- _SHORT EXERCISE_
Wherever "Cache" appears in a line, copy that line.

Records
◇ ◇ ◇ ◇ ◇

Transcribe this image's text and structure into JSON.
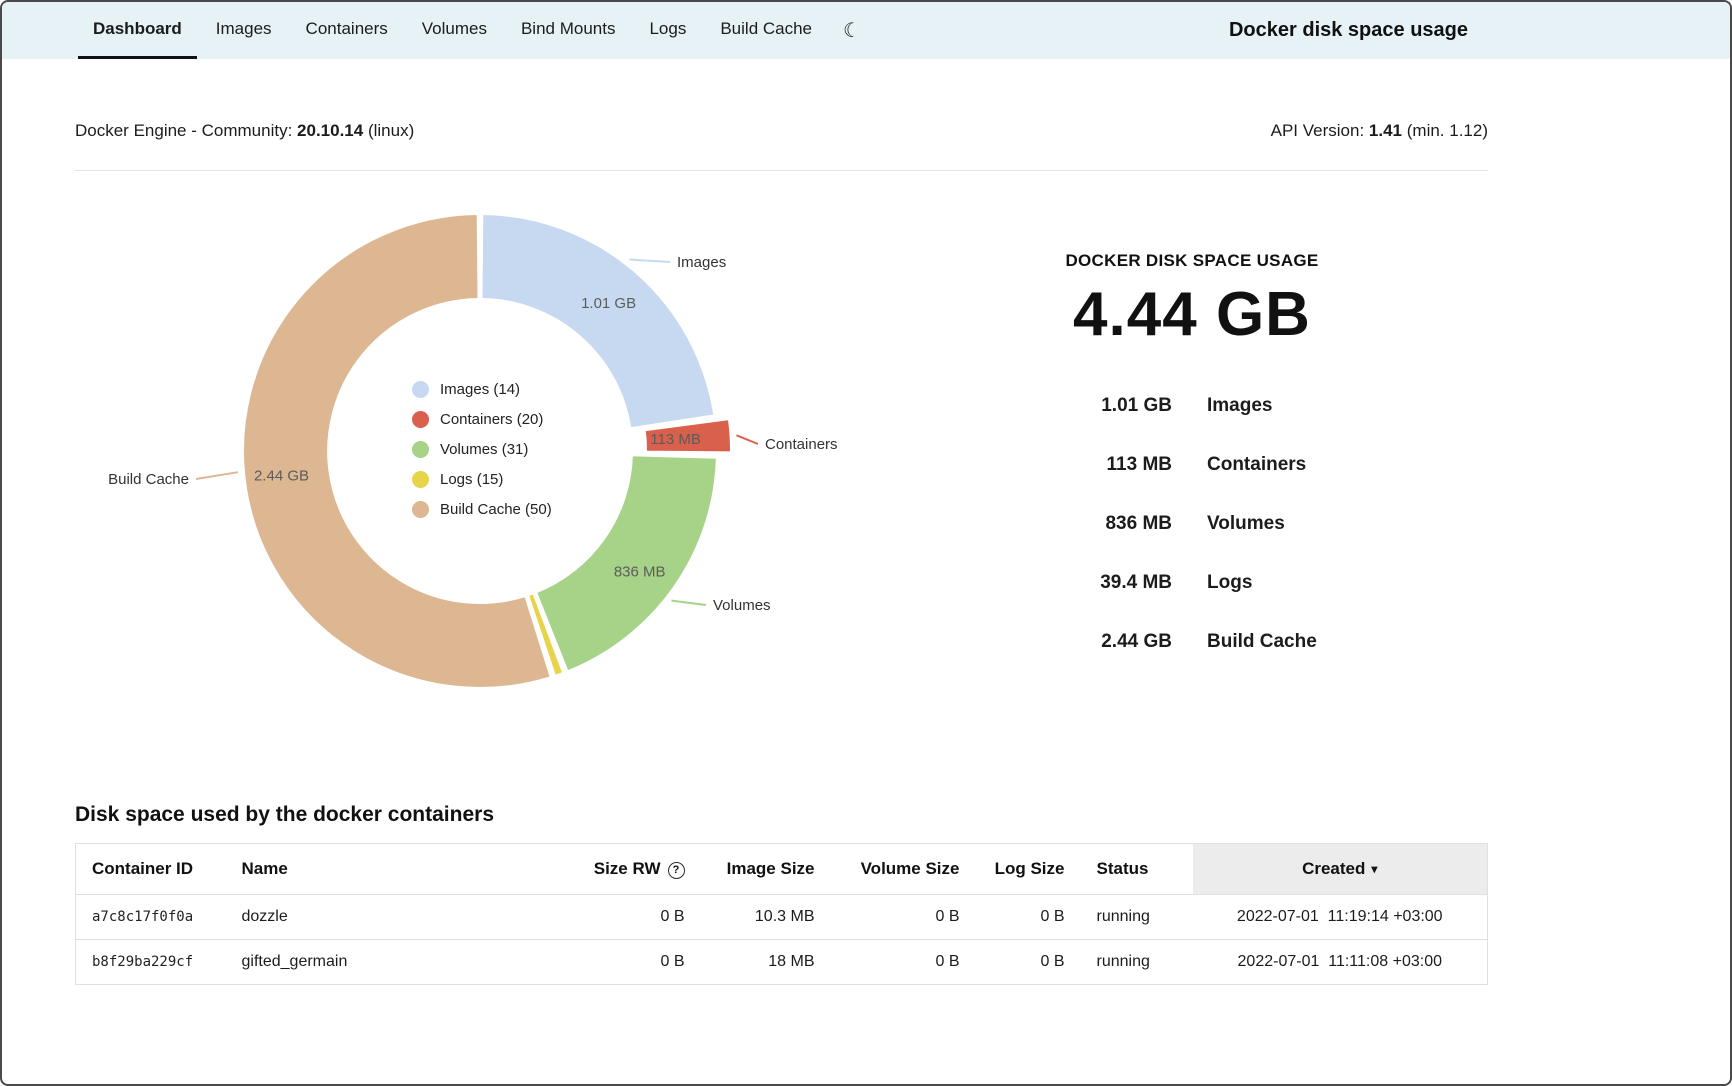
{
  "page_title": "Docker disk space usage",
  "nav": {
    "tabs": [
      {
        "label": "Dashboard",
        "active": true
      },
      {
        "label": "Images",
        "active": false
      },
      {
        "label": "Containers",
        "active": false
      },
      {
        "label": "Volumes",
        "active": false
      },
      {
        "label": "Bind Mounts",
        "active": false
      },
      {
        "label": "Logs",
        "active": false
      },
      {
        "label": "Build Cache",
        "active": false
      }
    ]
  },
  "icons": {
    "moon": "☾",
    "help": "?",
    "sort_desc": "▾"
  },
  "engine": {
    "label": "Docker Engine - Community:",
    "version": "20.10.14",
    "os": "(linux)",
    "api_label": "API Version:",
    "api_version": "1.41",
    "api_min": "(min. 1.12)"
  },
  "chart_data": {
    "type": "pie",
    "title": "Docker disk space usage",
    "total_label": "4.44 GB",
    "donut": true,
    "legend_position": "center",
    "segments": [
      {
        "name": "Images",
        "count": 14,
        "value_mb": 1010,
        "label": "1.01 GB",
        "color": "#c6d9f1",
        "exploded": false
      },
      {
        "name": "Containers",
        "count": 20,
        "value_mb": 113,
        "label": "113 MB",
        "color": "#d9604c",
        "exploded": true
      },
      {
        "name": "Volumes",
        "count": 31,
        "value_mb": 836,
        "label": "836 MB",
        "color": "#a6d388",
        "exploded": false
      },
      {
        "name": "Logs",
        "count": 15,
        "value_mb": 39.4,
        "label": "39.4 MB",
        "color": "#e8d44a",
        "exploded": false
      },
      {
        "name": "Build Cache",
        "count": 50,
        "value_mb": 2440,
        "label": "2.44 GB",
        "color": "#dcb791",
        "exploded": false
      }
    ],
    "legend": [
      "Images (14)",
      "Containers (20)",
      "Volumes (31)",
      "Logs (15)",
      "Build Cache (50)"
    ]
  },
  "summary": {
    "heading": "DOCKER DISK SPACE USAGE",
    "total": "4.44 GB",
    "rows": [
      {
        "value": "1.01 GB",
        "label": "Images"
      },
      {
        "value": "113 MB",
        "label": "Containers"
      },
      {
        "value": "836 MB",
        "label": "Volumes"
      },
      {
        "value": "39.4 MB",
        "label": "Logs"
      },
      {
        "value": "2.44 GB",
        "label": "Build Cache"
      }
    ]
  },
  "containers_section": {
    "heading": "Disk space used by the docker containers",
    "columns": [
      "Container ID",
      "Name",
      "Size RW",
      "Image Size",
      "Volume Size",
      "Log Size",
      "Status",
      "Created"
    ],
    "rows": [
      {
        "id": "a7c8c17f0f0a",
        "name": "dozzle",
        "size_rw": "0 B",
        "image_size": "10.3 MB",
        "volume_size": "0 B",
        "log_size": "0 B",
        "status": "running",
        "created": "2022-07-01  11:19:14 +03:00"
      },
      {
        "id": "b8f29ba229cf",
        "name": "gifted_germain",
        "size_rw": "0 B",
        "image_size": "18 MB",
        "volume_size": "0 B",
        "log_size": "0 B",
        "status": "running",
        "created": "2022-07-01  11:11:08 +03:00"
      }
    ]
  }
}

◇ ◇ ◇ ◇ ◇

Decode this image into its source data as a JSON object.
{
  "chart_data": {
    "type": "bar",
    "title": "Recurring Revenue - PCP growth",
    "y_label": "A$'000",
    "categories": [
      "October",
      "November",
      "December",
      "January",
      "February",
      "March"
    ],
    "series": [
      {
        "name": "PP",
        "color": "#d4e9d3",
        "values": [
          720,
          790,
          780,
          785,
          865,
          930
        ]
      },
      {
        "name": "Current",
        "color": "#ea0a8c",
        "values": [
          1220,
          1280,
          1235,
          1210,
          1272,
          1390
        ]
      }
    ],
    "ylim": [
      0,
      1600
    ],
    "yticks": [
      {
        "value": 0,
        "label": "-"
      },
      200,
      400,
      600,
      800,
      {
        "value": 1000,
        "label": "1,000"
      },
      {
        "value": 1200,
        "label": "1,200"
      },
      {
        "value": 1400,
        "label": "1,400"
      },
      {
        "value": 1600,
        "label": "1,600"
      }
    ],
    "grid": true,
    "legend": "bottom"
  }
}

◇ ◇ ◇ ◇ ◇

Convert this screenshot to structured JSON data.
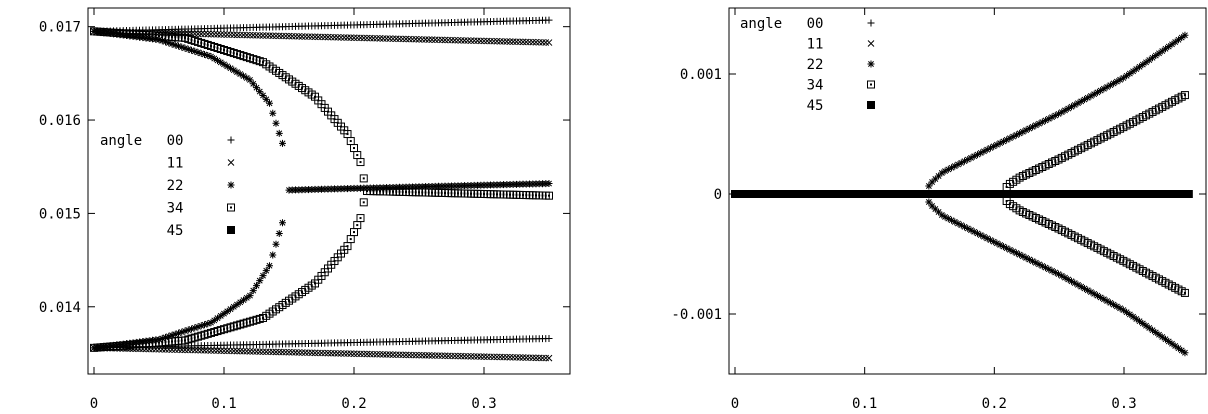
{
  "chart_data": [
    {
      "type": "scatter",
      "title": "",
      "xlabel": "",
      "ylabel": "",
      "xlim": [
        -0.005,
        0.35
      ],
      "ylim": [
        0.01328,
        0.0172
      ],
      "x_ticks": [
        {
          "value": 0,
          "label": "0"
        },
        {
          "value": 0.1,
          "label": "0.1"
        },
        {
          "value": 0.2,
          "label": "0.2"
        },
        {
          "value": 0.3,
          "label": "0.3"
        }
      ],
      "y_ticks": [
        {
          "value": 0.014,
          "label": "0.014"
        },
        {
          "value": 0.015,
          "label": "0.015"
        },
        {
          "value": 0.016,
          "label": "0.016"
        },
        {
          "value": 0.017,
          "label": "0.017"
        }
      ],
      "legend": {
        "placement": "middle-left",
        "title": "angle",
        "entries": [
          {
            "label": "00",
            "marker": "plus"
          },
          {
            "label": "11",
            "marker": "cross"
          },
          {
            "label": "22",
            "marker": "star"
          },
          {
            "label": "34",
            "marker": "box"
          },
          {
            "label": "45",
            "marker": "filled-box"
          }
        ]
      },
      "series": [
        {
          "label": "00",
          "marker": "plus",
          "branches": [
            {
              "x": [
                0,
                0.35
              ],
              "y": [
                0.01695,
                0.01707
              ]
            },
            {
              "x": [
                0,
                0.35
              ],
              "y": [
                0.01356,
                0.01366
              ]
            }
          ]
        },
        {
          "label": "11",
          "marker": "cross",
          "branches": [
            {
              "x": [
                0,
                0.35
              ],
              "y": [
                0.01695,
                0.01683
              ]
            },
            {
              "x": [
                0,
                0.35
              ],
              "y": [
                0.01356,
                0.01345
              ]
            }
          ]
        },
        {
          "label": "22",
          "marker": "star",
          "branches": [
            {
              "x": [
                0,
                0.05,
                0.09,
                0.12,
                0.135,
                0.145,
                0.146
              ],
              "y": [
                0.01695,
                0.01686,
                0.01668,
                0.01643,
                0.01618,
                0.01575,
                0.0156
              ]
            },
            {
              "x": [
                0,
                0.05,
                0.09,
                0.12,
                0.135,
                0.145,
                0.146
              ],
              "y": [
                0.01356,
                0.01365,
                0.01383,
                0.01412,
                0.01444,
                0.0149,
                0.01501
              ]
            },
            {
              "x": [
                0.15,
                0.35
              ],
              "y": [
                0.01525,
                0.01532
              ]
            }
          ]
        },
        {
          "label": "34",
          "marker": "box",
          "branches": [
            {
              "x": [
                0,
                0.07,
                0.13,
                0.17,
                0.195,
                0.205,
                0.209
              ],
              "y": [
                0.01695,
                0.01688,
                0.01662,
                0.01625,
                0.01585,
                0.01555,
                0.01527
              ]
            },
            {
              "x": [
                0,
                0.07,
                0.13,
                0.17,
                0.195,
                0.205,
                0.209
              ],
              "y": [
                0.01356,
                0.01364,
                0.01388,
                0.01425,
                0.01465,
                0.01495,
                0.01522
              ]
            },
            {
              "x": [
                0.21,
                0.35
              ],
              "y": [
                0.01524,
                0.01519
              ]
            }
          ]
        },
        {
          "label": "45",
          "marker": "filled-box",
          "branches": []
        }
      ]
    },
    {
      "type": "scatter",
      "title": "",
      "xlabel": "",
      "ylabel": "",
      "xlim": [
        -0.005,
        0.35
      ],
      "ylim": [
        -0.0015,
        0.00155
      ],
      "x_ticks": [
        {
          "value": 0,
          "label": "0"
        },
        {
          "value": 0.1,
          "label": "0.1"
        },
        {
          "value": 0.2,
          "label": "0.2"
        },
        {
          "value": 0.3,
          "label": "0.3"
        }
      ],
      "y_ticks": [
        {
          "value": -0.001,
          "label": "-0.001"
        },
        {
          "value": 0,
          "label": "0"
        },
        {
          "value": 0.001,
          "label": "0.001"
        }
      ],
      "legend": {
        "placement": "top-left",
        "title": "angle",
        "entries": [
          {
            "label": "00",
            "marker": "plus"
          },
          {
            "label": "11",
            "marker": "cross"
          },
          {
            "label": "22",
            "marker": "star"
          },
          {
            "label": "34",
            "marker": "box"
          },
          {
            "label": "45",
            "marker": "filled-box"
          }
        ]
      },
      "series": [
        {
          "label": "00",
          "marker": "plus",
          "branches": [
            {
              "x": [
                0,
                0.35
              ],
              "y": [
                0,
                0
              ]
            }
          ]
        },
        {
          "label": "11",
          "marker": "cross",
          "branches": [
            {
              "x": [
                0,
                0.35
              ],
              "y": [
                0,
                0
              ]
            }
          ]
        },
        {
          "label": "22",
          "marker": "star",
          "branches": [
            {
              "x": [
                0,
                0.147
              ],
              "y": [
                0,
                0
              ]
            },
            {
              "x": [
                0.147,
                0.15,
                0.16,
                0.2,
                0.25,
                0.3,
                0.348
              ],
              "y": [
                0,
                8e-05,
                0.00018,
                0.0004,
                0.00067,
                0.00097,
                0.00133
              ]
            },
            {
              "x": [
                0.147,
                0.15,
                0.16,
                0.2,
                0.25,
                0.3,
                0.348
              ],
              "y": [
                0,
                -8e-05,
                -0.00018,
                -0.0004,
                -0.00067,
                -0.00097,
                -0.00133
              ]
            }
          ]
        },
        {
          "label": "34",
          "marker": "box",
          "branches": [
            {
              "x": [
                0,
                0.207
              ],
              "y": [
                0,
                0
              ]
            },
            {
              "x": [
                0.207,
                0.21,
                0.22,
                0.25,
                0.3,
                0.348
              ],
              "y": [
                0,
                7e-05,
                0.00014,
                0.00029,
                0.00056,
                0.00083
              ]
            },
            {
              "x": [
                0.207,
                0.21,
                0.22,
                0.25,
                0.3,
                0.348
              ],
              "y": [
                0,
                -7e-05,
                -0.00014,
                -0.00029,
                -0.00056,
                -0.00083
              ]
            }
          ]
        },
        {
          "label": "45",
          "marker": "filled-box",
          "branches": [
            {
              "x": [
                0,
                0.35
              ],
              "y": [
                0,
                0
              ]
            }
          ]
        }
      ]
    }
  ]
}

◇ ◇ ◇ ◇ ◇

- _TASK SOLUTION_
        "label": "Build Cache",
        "name": "Build Cache",
      "Build Cache (50)"
        "label": "Build Cache"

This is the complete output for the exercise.